-- Set task --
Print the entries below in their entirety, exactly as they are written.

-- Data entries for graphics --
►
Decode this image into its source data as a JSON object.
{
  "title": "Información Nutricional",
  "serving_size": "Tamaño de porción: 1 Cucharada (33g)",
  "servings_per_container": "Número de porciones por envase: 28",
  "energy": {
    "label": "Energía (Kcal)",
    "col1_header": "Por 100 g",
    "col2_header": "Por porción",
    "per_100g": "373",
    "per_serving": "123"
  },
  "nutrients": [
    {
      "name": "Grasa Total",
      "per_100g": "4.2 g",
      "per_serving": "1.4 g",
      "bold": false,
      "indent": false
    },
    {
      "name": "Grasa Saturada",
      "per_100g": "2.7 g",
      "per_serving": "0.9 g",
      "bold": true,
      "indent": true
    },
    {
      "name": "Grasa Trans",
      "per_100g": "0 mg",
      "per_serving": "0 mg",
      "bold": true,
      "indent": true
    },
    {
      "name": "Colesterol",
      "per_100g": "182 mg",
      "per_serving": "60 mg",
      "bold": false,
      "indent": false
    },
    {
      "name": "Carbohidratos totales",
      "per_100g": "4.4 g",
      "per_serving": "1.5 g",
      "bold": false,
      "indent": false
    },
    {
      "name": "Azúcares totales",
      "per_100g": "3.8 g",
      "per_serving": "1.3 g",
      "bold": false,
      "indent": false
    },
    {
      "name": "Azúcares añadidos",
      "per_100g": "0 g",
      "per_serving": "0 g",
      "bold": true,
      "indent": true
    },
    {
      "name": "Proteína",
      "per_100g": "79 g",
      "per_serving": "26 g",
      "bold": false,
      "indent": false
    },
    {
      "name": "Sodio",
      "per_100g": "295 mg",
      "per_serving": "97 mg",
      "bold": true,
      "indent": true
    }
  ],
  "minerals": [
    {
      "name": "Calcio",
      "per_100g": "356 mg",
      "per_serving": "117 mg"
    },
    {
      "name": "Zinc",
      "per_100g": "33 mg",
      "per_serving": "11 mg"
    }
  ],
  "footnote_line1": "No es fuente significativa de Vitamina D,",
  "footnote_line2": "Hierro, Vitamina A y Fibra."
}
◄
-- Result of this task --
Decode this image into its source data as a JSON object.
{
  "title": "Información Nutricional",
  "serving_size": "Tamaño de porción: 1 Cucharada (33g)",
  "servings_per_container": "Número de porciones por envase: 28",
  "energy": {
    "label": "Energía (Kcal)",
    "col1_header": "Por 100 g",
    "col2_header": "Por porción",
    "per_100g": "373",
    "per_serving": "123"
  },
  "nutrients": [
    {
      "name": "Grasa Total",
      "per_100g": "4.2 g",
      "per_serving": "1.4 g",
      "bold": false,
      "indent": false
    },
    {
      "name": "Grasa Saturada",
      "per_100g": "2.7 g",
      "per_serving": "0.9 g",
      "bold": true,
      "indent": true
    },
    {
      "name": "Grasa Trans",
      "per_100g": "0 mg",
      "per_serving": "0 mg",
      "bold": true,
      "indent": true
    },
    {
      "name": "Colesterol",
      "per_100g": "182 mg",
      "per_serving": "60 mg",
      "bold": false,
      "indent": false
    },
    {
      "name": "Carbohidratos totales",
      "per_100g": "4.4 g",
      "per_serving": "1.5 g",
      "bold": false,
      "indent": false
    },
    {
      "name": "Azúcares totales",
      "per_100g": "3.8 g",
      "per_serving": "1.3 g",
      "bold": false,
      "indent": false
    },
    {
      "name": "Azúcares añadidos",
      "per_100g": "0 g",
      "per_serving": "0 g",
      "bold": true,
      "indent": true
    },
    {
      "name": "Proteína",
      "per_100g": "79 g",
      "per_serving": "26 g",
      "bold": false,
      "indent": false
    },
    {
      "name": "Sodio",
      "per_100g": "295 mg",
      "per_serving": "97 mg",
      "bold": true,
      "indent": true
    }
  ],
  "minerals": [
    {
      "name": "Calcio",
      "per_100g": "356 mg",
      "per_serving": "117 mg"
    },
    {
      "name": "Zinc",
      "per_100g": "33 mg",
      "per_serving": "11 mg"
    }
  ],
  "footnote_line1": "No es fuente significativa de Vitamina D,",
  "footnote_line2": "Hierro, Vitamina A y Fibra."
}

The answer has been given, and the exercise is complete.